— START OF SUPPLIED DATA —
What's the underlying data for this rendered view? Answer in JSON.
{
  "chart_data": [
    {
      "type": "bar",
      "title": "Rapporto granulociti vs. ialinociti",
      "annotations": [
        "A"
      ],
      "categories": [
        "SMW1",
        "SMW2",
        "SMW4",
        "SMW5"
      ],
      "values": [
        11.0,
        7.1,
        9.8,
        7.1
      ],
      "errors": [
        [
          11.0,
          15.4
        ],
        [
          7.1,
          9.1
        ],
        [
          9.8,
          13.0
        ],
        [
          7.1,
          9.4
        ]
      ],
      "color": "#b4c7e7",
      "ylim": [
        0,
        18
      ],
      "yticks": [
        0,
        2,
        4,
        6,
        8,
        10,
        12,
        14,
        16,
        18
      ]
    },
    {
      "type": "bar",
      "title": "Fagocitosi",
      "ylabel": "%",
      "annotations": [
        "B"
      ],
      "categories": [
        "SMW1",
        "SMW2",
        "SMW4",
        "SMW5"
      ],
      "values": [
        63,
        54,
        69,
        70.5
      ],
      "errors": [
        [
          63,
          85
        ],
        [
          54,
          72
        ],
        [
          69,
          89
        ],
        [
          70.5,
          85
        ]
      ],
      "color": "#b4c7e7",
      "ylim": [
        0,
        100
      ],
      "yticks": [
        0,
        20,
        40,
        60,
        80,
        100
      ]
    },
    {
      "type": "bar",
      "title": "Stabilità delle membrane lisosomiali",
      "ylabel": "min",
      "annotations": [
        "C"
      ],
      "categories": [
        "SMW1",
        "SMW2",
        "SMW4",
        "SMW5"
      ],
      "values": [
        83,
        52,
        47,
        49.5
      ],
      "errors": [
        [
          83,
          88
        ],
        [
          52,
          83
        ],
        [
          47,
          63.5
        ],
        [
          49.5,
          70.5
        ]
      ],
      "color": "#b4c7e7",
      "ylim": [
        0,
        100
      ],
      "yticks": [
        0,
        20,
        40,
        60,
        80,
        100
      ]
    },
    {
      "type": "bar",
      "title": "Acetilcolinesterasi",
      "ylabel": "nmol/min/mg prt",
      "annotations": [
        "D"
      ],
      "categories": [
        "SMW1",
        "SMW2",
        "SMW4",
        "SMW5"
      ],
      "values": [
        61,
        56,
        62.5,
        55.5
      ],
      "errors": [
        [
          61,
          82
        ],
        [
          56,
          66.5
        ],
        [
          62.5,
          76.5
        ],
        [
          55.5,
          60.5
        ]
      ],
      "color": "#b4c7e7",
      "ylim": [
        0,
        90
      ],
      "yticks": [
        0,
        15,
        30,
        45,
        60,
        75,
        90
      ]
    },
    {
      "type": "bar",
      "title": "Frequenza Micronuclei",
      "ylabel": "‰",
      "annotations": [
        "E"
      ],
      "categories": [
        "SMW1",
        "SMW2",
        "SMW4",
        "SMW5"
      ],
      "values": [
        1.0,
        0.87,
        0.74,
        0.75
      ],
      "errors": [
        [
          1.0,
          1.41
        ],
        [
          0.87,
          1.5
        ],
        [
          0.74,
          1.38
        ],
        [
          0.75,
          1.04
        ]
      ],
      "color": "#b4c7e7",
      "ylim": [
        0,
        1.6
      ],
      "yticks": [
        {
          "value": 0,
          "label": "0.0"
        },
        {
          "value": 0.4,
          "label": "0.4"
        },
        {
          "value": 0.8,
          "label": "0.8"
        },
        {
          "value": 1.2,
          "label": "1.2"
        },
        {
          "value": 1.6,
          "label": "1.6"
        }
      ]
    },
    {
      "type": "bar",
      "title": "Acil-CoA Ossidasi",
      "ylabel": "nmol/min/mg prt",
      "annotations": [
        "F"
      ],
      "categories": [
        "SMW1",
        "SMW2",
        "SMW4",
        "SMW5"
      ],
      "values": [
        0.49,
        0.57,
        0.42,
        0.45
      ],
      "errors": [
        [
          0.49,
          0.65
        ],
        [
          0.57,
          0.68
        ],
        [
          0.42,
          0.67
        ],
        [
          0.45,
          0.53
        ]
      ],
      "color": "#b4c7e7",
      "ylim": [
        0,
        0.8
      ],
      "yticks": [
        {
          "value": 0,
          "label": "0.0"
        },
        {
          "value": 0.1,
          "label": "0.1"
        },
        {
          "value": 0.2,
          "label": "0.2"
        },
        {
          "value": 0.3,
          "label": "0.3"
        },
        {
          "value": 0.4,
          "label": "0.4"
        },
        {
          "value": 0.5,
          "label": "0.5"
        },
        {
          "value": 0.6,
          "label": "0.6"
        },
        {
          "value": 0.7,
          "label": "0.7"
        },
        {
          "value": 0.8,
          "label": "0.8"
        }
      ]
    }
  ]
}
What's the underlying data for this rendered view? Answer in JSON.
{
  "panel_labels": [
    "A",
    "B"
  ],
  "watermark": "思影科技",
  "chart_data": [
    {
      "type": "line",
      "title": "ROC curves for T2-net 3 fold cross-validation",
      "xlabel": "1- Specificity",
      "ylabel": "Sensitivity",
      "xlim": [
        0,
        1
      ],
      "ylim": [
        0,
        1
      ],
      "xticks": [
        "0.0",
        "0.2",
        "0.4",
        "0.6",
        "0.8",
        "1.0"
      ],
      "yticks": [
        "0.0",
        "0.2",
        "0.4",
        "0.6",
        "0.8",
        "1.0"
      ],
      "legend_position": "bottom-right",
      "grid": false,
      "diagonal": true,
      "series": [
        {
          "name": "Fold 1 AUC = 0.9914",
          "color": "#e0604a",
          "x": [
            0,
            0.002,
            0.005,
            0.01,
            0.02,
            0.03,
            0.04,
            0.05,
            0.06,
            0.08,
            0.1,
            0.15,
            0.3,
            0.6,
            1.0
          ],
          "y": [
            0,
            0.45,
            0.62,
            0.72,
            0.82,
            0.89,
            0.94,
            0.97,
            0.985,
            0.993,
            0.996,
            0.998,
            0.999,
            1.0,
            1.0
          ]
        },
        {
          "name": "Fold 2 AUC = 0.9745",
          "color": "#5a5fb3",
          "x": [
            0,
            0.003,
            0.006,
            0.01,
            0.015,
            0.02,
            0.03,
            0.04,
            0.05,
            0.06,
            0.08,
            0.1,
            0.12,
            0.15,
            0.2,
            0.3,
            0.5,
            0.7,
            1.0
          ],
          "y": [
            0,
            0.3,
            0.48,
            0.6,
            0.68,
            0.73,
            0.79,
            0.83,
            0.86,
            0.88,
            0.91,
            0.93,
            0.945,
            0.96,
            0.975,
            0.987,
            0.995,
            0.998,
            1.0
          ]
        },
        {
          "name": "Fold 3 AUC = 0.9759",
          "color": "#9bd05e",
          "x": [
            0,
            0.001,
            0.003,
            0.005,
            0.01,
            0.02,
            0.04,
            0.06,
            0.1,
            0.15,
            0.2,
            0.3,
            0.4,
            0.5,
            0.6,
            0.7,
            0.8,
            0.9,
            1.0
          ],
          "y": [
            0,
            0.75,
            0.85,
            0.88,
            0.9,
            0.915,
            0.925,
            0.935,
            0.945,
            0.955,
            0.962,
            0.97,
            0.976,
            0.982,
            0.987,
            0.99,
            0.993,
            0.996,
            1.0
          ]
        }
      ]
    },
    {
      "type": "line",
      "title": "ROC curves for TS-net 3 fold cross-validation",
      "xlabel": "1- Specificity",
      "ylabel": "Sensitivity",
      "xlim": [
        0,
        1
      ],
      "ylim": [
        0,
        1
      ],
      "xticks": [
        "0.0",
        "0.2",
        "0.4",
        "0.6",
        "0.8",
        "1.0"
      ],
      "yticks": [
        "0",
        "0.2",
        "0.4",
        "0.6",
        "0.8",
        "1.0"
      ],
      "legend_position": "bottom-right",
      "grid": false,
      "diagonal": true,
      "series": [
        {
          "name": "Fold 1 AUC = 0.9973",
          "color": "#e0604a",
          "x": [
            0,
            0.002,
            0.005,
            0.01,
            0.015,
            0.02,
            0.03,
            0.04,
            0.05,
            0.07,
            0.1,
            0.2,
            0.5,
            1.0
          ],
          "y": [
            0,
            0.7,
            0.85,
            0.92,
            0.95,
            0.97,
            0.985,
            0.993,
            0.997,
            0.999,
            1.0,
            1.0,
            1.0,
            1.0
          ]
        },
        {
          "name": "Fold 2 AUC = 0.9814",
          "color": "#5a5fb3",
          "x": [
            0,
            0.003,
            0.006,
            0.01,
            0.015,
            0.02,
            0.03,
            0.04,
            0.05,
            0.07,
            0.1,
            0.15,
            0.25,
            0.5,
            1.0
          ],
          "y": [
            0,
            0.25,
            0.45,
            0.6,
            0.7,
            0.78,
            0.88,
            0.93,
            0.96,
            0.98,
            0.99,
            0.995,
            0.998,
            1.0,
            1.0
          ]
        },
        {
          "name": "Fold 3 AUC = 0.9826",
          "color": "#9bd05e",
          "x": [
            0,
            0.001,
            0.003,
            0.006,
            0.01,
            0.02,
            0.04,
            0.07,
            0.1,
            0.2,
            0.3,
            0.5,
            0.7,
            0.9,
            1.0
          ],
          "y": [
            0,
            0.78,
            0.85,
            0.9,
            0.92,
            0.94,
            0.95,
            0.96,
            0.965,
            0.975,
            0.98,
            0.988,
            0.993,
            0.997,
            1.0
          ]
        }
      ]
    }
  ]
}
— END OF SUPPLIED DATA —
### EXERCISE TASK
Search the lines for the string "validation" and copy every line that has it.

### SOLUTION TO THIS TASK
      "title": "ROC curves for T2-net 3 fold cross-validation",
      "title": "ROC curves for TS-net 3 fold cross-validation",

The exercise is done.